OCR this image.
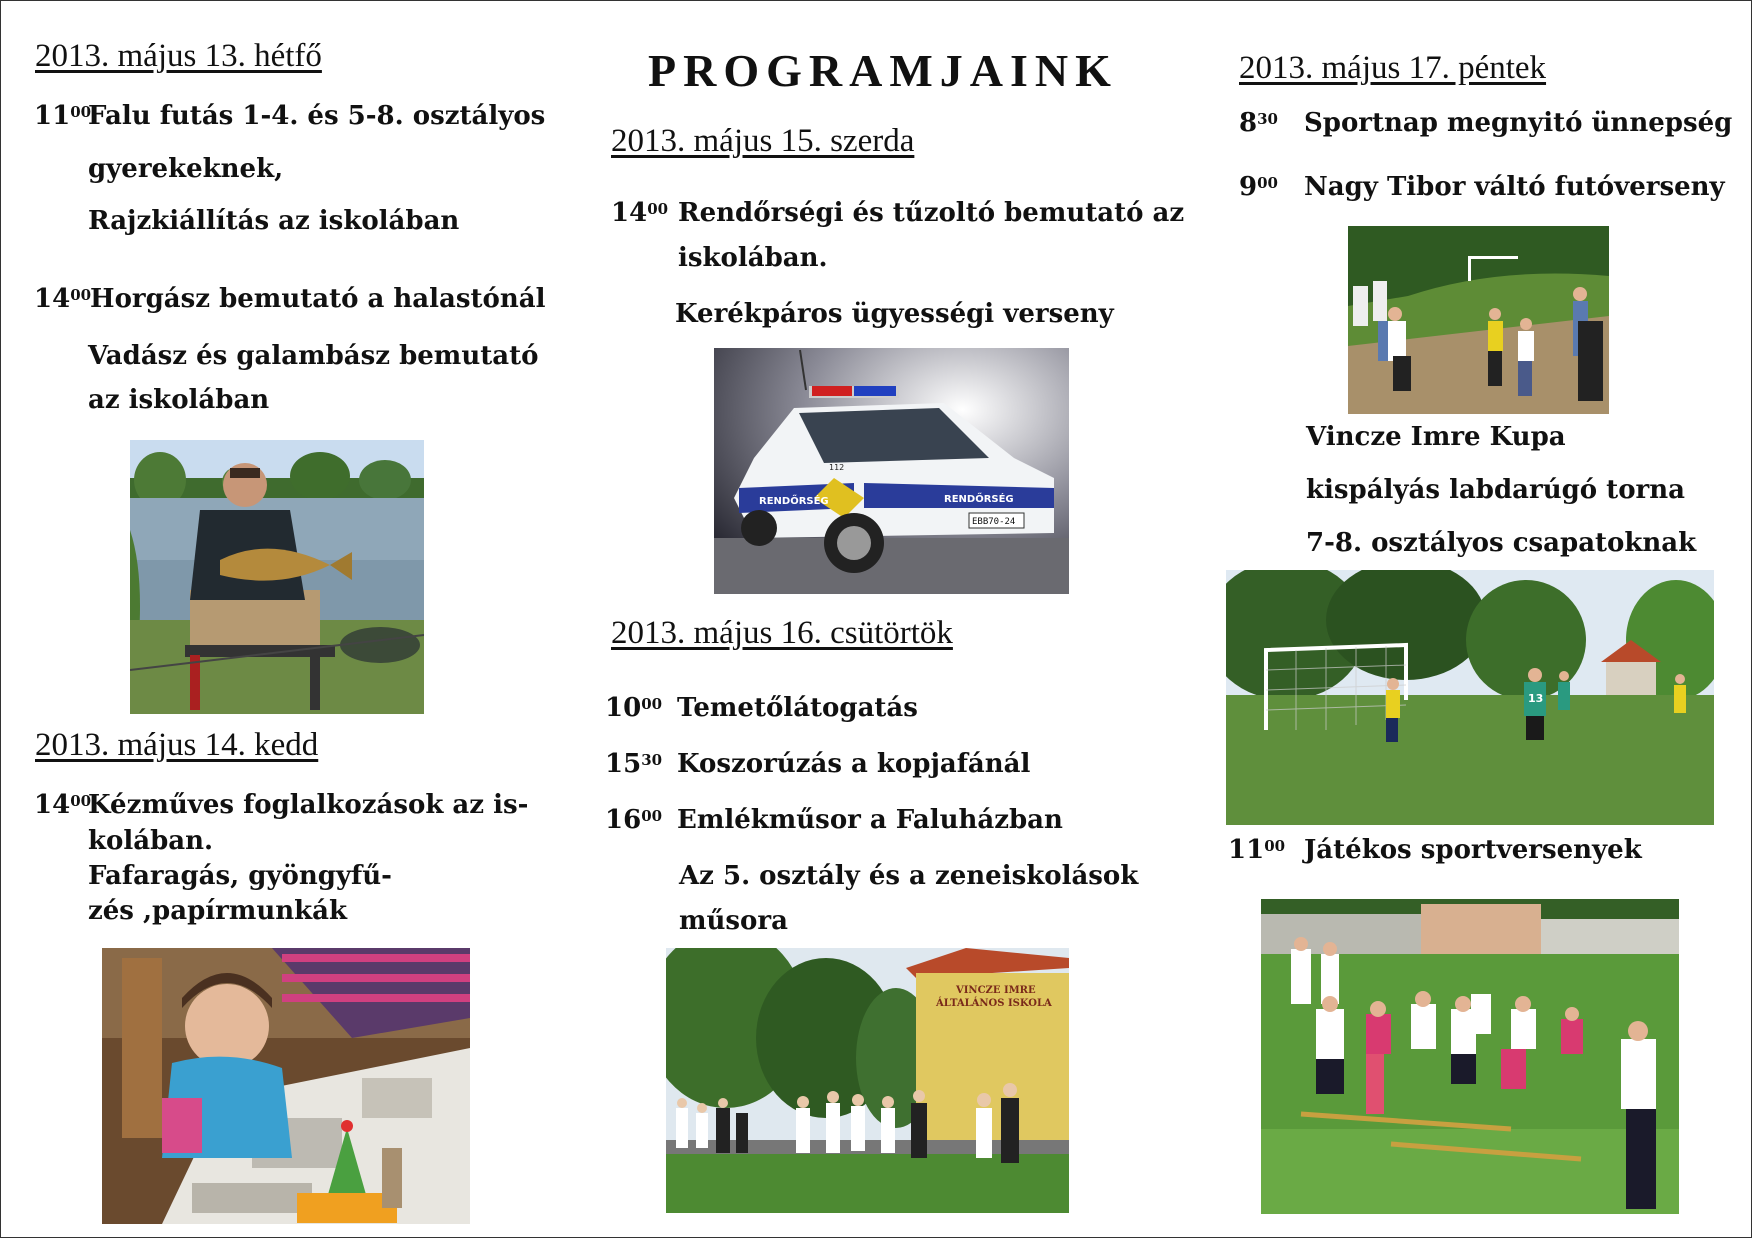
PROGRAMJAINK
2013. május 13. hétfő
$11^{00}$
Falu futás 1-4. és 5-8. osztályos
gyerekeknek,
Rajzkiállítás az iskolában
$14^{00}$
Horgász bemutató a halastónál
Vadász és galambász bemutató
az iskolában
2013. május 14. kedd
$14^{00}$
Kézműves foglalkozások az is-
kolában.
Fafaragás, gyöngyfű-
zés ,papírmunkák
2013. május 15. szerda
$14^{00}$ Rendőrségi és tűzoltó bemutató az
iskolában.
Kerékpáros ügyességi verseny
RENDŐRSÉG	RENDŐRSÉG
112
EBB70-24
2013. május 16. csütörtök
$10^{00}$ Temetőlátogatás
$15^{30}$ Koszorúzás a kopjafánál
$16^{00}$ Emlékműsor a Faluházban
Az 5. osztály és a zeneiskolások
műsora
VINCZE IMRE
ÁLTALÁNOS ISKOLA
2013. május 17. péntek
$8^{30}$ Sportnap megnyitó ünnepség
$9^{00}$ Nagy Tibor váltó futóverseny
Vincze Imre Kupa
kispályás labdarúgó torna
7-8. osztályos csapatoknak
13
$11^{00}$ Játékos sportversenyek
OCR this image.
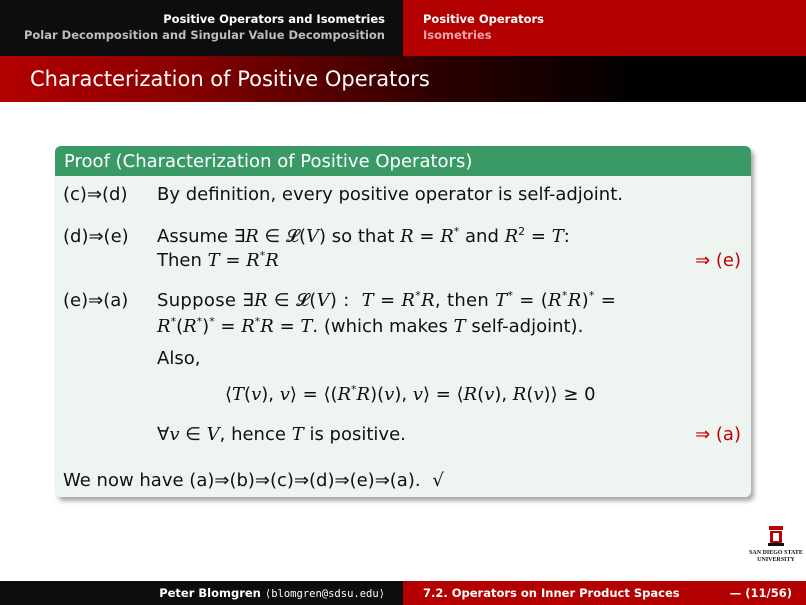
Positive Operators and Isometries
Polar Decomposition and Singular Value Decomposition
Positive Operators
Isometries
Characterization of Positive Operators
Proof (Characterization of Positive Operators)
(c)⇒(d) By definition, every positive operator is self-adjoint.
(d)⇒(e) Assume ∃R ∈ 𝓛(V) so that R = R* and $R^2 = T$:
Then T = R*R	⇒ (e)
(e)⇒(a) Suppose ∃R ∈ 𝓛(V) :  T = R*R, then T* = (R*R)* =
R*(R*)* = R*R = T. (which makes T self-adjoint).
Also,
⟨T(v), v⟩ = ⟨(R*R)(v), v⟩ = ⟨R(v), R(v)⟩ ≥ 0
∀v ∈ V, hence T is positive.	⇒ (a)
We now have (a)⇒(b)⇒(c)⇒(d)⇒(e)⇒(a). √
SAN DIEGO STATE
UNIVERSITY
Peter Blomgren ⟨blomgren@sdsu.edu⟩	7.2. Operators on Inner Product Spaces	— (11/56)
===
_What to produce_
Copy every line that includes the string "Operators" from the material above.

_Task solution_
Positive Operators and Isometries
Positive Operators
Characterization of Positive Operators
Proof (Characterization of Positive Operators)
Peter Blomgren ⟨blomgren@sdsu.edu⟩	7.2. Operators on Inner Product Spaces	— (11/56)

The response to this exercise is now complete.